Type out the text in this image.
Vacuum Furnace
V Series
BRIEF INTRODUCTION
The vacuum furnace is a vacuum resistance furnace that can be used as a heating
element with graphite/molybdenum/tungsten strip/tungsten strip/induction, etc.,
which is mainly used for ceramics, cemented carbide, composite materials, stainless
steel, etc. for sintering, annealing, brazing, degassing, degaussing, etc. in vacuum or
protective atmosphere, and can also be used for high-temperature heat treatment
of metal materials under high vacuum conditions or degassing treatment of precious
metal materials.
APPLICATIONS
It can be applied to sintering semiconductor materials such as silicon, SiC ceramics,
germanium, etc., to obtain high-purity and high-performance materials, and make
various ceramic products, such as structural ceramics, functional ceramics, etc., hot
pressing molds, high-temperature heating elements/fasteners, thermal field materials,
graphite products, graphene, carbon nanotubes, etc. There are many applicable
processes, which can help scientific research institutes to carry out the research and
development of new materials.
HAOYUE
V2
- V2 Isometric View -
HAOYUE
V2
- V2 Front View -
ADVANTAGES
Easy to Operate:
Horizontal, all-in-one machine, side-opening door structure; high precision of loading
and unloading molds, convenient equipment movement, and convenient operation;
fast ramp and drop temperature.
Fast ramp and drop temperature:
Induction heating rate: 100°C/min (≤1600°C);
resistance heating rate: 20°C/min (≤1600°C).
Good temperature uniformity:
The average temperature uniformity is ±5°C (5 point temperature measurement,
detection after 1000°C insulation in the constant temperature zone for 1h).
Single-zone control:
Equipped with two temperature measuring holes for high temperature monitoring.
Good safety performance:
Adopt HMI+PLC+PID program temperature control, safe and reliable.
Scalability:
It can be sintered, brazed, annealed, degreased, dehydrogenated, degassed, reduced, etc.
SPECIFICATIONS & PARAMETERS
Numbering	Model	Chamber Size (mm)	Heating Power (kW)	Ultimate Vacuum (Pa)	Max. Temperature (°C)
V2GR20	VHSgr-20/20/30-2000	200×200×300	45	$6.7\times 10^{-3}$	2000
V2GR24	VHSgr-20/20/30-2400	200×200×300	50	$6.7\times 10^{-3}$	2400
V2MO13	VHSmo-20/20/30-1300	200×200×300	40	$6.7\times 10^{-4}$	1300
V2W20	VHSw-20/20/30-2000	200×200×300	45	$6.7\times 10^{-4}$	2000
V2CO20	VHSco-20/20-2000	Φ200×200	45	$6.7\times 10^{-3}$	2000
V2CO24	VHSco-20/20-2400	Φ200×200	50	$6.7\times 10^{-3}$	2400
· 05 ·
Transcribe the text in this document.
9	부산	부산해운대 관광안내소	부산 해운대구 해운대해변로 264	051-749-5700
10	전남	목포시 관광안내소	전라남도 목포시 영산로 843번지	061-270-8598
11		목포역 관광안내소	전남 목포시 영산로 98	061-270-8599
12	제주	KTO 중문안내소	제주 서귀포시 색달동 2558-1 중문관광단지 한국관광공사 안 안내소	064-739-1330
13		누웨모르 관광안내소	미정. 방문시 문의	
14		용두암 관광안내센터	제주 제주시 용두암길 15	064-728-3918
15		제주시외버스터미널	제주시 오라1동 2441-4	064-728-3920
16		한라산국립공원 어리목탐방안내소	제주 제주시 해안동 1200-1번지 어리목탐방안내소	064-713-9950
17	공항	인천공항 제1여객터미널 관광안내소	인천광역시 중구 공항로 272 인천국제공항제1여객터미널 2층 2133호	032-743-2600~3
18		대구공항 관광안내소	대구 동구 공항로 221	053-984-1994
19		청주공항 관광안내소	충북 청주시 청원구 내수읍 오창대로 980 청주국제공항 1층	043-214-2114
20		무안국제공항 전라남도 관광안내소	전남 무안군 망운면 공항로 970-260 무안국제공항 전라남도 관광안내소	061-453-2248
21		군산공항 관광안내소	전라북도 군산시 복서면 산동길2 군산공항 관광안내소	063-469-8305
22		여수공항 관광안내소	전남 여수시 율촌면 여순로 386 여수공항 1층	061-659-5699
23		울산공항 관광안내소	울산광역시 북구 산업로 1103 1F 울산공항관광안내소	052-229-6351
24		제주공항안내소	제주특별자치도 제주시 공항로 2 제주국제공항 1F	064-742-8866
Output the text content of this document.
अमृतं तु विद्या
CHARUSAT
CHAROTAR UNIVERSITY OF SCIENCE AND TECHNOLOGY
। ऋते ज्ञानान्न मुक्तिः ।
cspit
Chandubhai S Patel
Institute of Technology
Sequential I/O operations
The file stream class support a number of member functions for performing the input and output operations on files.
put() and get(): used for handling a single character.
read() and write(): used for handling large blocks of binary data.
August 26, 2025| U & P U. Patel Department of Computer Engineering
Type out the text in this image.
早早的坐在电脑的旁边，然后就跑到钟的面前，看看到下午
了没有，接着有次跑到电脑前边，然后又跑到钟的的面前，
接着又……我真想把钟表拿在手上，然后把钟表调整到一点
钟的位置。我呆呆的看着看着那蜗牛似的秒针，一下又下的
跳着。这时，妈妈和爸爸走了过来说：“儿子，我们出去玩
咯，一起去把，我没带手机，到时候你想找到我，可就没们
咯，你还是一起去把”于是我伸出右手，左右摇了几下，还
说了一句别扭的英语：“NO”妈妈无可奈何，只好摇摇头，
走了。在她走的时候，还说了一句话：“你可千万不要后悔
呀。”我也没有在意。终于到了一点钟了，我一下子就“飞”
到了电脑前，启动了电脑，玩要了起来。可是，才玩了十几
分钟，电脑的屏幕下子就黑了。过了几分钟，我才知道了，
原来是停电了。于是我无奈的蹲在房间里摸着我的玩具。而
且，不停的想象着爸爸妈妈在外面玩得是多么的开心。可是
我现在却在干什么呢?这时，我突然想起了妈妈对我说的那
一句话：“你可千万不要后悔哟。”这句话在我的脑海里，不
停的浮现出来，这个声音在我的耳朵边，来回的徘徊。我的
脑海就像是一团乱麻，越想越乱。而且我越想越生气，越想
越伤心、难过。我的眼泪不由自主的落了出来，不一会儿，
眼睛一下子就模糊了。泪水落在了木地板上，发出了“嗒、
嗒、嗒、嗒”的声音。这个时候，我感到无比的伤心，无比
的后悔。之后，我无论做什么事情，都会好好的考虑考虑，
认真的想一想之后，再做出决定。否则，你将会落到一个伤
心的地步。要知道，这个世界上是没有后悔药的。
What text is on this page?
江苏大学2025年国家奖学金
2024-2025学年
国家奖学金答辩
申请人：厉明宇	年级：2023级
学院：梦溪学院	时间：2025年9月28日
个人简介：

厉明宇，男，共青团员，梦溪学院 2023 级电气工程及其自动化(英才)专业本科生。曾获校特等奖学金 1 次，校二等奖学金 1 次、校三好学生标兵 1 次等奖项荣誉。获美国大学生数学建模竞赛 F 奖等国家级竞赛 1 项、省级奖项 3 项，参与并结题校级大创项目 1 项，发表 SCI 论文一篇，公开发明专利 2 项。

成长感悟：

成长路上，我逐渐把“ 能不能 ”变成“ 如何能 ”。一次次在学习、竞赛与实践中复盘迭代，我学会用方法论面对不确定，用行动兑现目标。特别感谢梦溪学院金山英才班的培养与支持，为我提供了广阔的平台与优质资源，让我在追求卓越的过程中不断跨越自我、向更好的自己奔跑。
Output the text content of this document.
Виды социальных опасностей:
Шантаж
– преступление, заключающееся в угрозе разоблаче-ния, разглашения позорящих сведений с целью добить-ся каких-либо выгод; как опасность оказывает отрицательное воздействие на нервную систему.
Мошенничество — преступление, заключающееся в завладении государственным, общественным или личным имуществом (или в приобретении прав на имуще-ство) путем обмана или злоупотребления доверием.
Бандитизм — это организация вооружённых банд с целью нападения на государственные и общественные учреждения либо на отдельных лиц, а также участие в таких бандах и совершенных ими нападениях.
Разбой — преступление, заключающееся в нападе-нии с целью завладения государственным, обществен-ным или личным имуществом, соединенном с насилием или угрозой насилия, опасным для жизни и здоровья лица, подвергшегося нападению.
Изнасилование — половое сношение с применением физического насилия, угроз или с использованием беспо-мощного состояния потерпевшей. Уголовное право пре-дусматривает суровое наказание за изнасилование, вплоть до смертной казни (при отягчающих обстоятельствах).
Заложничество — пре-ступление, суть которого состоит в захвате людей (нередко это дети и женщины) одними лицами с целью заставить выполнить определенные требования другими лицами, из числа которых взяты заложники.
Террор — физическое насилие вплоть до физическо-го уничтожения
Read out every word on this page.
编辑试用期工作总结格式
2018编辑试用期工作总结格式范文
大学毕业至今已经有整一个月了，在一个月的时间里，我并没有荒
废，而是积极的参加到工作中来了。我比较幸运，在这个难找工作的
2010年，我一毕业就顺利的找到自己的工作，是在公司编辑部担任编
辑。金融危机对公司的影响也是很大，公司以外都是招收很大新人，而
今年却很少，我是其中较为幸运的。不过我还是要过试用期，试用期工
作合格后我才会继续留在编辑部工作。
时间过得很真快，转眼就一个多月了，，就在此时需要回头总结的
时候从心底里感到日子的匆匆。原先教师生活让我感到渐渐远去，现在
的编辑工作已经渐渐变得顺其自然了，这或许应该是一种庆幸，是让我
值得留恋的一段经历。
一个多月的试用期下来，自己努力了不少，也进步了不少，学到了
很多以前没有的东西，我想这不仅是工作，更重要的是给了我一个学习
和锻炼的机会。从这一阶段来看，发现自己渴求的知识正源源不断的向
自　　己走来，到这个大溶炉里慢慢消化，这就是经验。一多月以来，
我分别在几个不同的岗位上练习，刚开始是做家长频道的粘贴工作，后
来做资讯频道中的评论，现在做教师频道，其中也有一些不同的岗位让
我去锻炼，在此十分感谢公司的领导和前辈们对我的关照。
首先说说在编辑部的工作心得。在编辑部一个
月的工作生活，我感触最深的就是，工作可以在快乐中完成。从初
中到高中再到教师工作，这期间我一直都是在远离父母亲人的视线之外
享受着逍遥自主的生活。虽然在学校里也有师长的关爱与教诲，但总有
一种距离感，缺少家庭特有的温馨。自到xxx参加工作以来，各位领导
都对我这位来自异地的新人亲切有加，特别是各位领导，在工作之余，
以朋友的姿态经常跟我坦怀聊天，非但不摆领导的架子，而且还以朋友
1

* * * * * * *

§ **Prompt**: Copy out every line of the listing that includes the string "this".

§ **Written answer**:
Type out the text in this image.
Transcribe the text in this document.
Output the text content of this document.
Type out the text in this image.
What text is on this page?
Output the text content of this document.
Read out every word on this page.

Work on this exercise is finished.